## Text excerpt

= Beginning of Section =

Rules for holding an AGM (or other general meeting) safely during the COVID-19 pandemic

AGMs and other general meetings are very important for businesses. However, as with many other procedural activities, the COVID-19 pandemic poses a challenge. In this article, we explore the rules for holding AGM meetings and other general meetings safely during the pandemic.

A temporary solution: what are the current rules for holding AGMs?

The Government provided a temporary flexibility of the rules around AGMs and other general meetings to enable compliance with COVID-19 restrictions. These provisions though are currently due to end on 30 March 2021.

The Corporate Insolvency and Governance Act 2020 (Coronavirus) (Suspension of Liability for Wrongful Trading and Extension of the Relevant Period) Regulations 2020 (2020/1349) (CIGA), says that AGMs and other general meetings:

· Need not be held at any particular place.

· May be held, and any votes may be permitted to be cast, by electronic means or any other means.

· May be held without any number of those participating in the meeting being together at the same place.

Therefore, although the articles of association and other rules and legislation, which usually govern the procedure for AGMs (and other general meetings) are effective, they will be subject to CIGA.

So, up until 30 March 2021, companies can hold virtual or hybrid (i.e. some members attending in person, to meet quorum requirements, and some attending virtually) meetings, instead of having to hold a fully physical meeting.

But, what happens after 30 March 2021? Are companies still able to hold electronic / hybrid general meetings?

The restrictions on travel and gatherings imposed by the Government at the time of any proposed general meeting will of course dictate the nature of the physical part of a hybrid meeting. For example, venue capacities are likely to be reduced to enable social distancing rules to be followed.

= End of Section =

## Available data
= Beginning of Section =

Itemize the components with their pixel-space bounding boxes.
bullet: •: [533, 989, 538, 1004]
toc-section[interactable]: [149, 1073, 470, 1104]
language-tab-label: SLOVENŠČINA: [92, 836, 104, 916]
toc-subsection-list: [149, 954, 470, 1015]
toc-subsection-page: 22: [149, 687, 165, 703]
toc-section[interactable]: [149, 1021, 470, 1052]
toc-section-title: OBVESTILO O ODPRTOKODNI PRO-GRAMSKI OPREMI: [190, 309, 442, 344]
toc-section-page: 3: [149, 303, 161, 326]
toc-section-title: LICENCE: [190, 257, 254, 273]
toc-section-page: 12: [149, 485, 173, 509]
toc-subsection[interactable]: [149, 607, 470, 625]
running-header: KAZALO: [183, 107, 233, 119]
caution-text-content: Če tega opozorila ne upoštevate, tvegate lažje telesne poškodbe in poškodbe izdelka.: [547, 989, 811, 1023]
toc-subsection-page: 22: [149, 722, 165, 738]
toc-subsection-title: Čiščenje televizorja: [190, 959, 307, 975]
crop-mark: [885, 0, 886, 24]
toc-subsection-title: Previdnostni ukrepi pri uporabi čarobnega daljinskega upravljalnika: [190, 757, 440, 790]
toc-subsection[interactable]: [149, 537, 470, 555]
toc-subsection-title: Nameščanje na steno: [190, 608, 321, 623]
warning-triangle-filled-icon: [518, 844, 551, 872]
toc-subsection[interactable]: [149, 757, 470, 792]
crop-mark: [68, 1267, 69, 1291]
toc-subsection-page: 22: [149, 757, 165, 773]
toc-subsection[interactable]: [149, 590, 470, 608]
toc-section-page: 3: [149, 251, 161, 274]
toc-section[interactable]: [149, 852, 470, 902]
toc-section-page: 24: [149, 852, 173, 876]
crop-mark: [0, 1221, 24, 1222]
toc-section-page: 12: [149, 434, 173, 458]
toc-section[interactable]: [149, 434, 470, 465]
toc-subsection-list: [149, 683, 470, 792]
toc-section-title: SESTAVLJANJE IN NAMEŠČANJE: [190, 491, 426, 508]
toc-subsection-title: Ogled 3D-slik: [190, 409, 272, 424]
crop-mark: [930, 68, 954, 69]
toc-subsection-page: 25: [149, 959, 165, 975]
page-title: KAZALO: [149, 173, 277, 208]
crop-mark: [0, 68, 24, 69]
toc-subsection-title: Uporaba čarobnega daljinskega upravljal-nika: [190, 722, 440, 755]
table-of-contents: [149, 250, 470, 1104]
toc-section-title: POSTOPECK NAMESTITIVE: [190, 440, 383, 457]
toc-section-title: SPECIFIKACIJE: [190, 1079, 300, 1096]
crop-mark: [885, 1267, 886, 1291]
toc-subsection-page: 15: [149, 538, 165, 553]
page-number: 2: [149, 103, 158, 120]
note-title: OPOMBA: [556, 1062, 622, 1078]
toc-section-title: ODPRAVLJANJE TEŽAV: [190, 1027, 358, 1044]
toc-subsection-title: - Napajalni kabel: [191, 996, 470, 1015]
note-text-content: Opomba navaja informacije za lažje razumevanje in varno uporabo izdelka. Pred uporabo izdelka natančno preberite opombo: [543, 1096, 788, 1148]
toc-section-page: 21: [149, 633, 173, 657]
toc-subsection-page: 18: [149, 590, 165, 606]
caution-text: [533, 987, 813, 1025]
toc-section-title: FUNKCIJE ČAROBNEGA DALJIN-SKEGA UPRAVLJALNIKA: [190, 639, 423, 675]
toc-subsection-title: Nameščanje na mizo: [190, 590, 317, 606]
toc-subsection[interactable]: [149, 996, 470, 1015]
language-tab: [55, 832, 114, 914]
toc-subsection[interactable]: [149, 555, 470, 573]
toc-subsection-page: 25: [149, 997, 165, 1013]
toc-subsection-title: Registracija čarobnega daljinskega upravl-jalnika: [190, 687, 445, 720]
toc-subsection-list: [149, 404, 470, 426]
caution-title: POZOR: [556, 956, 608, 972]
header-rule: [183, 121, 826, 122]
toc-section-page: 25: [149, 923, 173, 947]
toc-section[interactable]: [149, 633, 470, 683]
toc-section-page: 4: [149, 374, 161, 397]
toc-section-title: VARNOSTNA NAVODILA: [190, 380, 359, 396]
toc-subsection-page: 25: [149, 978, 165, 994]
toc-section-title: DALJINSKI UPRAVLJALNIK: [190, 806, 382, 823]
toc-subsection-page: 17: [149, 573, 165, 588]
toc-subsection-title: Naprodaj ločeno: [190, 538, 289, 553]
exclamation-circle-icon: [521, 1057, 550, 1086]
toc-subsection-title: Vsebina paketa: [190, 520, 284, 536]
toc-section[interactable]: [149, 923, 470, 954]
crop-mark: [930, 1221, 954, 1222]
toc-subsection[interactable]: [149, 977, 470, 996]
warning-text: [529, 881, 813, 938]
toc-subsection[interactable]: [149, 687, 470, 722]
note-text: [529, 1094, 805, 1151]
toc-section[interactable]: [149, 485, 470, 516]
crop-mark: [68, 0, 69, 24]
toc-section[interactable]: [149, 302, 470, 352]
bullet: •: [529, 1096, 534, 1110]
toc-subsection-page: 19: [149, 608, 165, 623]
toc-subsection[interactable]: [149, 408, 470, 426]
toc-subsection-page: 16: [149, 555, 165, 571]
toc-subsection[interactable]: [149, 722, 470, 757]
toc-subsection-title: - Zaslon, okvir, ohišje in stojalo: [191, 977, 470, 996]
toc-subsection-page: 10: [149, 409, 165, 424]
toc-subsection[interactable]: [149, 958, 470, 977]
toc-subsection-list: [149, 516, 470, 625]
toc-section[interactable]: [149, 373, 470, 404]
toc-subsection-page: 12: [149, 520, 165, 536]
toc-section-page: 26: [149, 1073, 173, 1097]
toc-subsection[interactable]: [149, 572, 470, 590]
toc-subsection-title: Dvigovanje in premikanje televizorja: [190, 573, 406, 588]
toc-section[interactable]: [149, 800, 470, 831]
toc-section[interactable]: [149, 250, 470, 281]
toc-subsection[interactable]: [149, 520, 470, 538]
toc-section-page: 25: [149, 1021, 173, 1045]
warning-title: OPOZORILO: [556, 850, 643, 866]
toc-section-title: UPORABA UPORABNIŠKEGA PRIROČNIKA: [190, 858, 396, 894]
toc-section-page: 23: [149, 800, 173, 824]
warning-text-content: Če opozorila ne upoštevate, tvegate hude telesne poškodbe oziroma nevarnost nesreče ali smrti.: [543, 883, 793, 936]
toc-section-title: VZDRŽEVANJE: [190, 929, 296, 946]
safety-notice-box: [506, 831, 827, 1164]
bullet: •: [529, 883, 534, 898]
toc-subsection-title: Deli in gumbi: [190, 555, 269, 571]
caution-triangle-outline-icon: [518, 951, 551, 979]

= End of Section =

## Exercise brief
Continue the article on holding AGMs during the COVID-19 pandemic, starting after its last sentence.

## Final answer
Although nothing in the Companies Act 2006 currently appears to stop electronic meetings, the following practical measures should also be carefully considered to determine whether any form of electronic meeting can be held:

  • Do the articles of association of the company prohibit electronic/virtual or hybrid meetings? The articles of association should be reviewed in the first instance.
  • Does the company have suitable technology to facilitate a hybrid meeting? It is important to allow shareholders/members who are not personally present at a physical meeting to attend, speak and vote at the meeting electronically so that they are treated fairly and equally across the physical and electronic platforms.

ISCA Guidance, published on 24 February 2021 which sets out further guidance in this area, states that if the above cannot be achieved, then a hybrid meeting should not be carried out instead of a physical meeting, as it may question the validity of the meeting.

As a result of the uncertainty detailed above, it may be sensible, moving forwards, for companies to consider amending their articles of association to expressly allow them to hold remote general meetings to get over the practical hurdle of having to hold a physical meeting, at least in some form.

Please contact Corri Pedrick, Business Team Partner, if you would like any advice in this regard.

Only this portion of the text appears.